**PROBLEM DETAILS:**
Word for word, retype every entry in the listing.
** start of DATA SHOWN **
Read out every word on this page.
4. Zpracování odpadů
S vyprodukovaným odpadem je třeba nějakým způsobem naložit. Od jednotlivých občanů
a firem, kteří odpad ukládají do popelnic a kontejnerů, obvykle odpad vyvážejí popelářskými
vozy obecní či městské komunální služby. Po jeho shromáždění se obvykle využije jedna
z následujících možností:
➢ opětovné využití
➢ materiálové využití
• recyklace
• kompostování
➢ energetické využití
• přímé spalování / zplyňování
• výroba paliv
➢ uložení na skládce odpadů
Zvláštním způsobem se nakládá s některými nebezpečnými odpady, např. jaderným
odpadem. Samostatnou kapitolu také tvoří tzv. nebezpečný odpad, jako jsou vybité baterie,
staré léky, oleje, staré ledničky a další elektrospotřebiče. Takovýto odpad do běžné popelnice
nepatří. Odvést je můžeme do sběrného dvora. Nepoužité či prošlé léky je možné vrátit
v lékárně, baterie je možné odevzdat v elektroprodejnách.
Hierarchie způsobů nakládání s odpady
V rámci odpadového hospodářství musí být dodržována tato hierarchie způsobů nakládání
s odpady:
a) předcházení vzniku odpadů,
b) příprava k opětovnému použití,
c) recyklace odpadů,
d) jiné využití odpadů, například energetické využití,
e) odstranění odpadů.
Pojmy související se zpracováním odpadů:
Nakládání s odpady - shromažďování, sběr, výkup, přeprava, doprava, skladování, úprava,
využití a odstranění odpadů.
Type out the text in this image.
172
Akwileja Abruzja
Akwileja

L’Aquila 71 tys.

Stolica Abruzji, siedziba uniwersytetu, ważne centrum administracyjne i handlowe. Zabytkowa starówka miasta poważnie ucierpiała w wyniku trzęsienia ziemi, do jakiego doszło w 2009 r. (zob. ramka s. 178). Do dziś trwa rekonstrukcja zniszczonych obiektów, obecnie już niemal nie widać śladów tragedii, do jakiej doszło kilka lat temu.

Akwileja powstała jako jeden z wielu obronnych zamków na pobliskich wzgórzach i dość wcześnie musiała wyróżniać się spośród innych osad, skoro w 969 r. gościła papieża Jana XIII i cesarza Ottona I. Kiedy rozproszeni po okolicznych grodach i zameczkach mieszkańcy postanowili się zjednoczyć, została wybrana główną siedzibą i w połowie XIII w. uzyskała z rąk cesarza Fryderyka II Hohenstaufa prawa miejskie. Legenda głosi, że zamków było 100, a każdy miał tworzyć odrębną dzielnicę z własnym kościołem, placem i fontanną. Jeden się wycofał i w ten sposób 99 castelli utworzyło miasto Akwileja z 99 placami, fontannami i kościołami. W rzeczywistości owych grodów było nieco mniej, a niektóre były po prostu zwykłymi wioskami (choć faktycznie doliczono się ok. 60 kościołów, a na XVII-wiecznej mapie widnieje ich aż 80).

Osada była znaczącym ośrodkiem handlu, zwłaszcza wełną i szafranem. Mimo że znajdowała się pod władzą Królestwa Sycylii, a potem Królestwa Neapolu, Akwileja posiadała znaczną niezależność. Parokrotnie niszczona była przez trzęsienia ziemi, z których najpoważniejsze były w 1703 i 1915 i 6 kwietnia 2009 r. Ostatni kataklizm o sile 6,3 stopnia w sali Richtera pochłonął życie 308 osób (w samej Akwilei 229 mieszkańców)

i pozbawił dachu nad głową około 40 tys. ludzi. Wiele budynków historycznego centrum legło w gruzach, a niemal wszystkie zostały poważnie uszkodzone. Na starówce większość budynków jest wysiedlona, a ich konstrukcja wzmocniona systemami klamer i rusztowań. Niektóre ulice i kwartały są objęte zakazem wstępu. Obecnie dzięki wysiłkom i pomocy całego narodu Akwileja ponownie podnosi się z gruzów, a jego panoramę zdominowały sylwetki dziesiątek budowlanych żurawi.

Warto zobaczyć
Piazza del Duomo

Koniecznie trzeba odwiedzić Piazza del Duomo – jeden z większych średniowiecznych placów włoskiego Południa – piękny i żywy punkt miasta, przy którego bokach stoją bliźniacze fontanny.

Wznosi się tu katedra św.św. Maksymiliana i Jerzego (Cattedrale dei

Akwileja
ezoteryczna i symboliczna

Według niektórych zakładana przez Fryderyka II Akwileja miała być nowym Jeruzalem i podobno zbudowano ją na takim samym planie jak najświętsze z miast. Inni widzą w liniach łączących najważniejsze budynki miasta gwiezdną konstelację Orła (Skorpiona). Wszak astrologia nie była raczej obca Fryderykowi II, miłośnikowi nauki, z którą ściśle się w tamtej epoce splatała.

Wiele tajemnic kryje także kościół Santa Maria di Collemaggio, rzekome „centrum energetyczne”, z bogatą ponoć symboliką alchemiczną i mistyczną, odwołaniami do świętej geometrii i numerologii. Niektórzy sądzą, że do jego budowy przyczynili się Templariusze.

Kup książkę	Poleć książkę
** end of DATA SHOWN **
**EXERCISE RESULT:**
Read out every word on this page.
4. Zpracování odpadů
S vyprodukovaným odpadem je třeba nějakým způsobem naložit. Od jednotlivých občanů
a firem, kteří odpad ukládají do popelnic a kontejnerů, obvykle odpad vyvážejí popelářskými
vozy obecní či městské komunální služby. Po jeho shromáždění se obvykle využije jedna
z následujících možností:
➢ opětovné využití
➢ materiálové využití
• recyklace
• kompostování
➢ energetické využití
• přímé spalování / zplyňování
• výroba paliv
➢ uložení na skládce odpadů
Zvláštním způsobem se nakládá s některými nebezpečnými odpady, např. jaderným
odpadem. Samostatnou kapitolu také tvoří tzv. nebezpečný odpad, jako jsou vybité baterie,
staré léky, oleje, staré ledničky a další elektrospotřebiče. Takovýto odpad do běžné popelnice
nepatří. Odvést je můžeme do sběrného dvora. Nepoužité či prošlé léky je možné vrátit
v lékárně, baterie je možné odevzdat v elektroprodejnách.
Hierarchie způsobů nakládání s odpady
V rámci odpadového hospodářství musí být dodržována tato hierarchie způsobů nakládání
s odpady:
a) předcházení vzniku odpadů,
b) příprava k opětovnému použití,
c) recyklace odpadů,
d) jiné využití odpadů, například energetické využití,
e) odstranění odpadů.
Pojmy související se zpracováním odpadů:
Nakládání s odpady - shromažďování, sběr, výkup, přeprava, doprava, skladování, úprava,
využití a odstranění odpadů.
Type out the text in this image.
172
Akwileja Abruzja
Akwileja

L’Aquila 71 tys.

Stolica Abruzji, siedziba uniwersytetu, ważne centrum administracyjne i handlowe. Zabytkowa starówka miasta poważnie ucierpiała w wyniku trzęsienia ziemi, do jakiego doszło w 2009 r. (zob. ramka s. 178). Do dziś trwa rekonstrukcja zniszczonych obiektów, obecnie już niemal nie widać śladów tragedii, do jakiej doszło kilka lat temu.

Akwileja powstała jako jeden z wielu obronnych zamków na pobliskich wzgórzach i dość wcześnie musiała wyróżniać się spośród innych osad, skoro w 969 r. gościła papieża Jana XIII i cesarza Ottona I. Kiedy rozproszeni po okolicznych grodach i zameczkach mieszkańcy postanowili się zjednoczyć, została wybrana główną siedzibą i w połowie XIII w. uzyskała z rąk cesarza Fryderyka II Hohenstaufa prawa miejskie. Legenda głosi, że zamków było 100, a każdy miał tworzyć odrębną dzielnicę z własnym kościołem, placem i fontanną. Jeden się wycofał i w ten sposób 99 castelli utworzyło miasto Akwileja z 99 placami, fontannami i kościołami. W rzeczywistości owych grodów było nieco mniej, a niektóre były po prostu zwykłymi wioskami (choć faktycznie doliczono się ok. 60 kościołów, a na XVII-wiecznej mapie widnieje ich aż 80).

Osada była znaczącym ośrodkiem handlu, zwłaszcza wełną i szafranem. Mimo że znajdowała się pod władzą Królestwa Sycylii, a potem Królestwa Neapolu, Akwileja posiadała znaczną niezależność. Parokrotnie niszczona była przez trzęsienia ziemi, z których najpoważniejsze były w 1703 i 1915 i 6 kwietnia 2009 r. Ostatni kataklizm o sile 6,3 stopnia w sali Richtera pochłonął życie 308 osób (w samej Akwilei 229 mieszkańców)

i pozbawił dachu nad głową około 40 tys. ludzi. Wiele budynków historycznego centrum legło w gruzach, a niemal wszystkie zostały poważnie uszkodzone. Na starówce większość budynków jest wysiedlona, a ich konstrukcja wzmocniona systemami klamer i rusztowań. Niektóre ulice i kwartały są objęte zakazem wstępu. Obecnie dzięki wysiłkom i pomocy całego narodu Akwileja ponownie podnosi się z gruzów, a jego panoramę zdominowały sylwetki dziesiątek budowlanych żurawi.

Warto zobaczyć
Piazza del Duomo

Koniecznie trzeba odwiedzić Piazza del Duomo – jeden z większych średniowiecznych placów włoskiego Południa – piękny i żywy punkt miasta, przy którego bokach stoją bliźniacze fontanny.

Wznosi się tu katedra św.św. Maksymiliana i Jerzego (Cattedrale dei

Akwileja
ezoteryczna i symboliczna

Według niektórych zakładana przez Fryderyka II Akwileja miała być nowym Jeruzalem i podobno zbudowano ją na takim samym planie jak najświętsze z miast. Inni widzą w liniach łączących najważniejsze budynki miasta gwiezdną konstelację Orła (Skorpiona). Wszak astrologia nie była raczej obca Fryderykowi II, miłośnikowi nauki, z którą ściśle się w tamtej epoce splatała.

Wiele tajemnic kryje także kościół Santa Maria di Collemaggio, rzekome „centrum energetyczne”, z bogatą ponoć symboliką alchemiczną i mistyczną, odwołaniami do świętej geometrii i numerologii. Niektórzy sądzą, że do jego budowy przyczynili się Templariusze.

Kup książkę	Poleć książkę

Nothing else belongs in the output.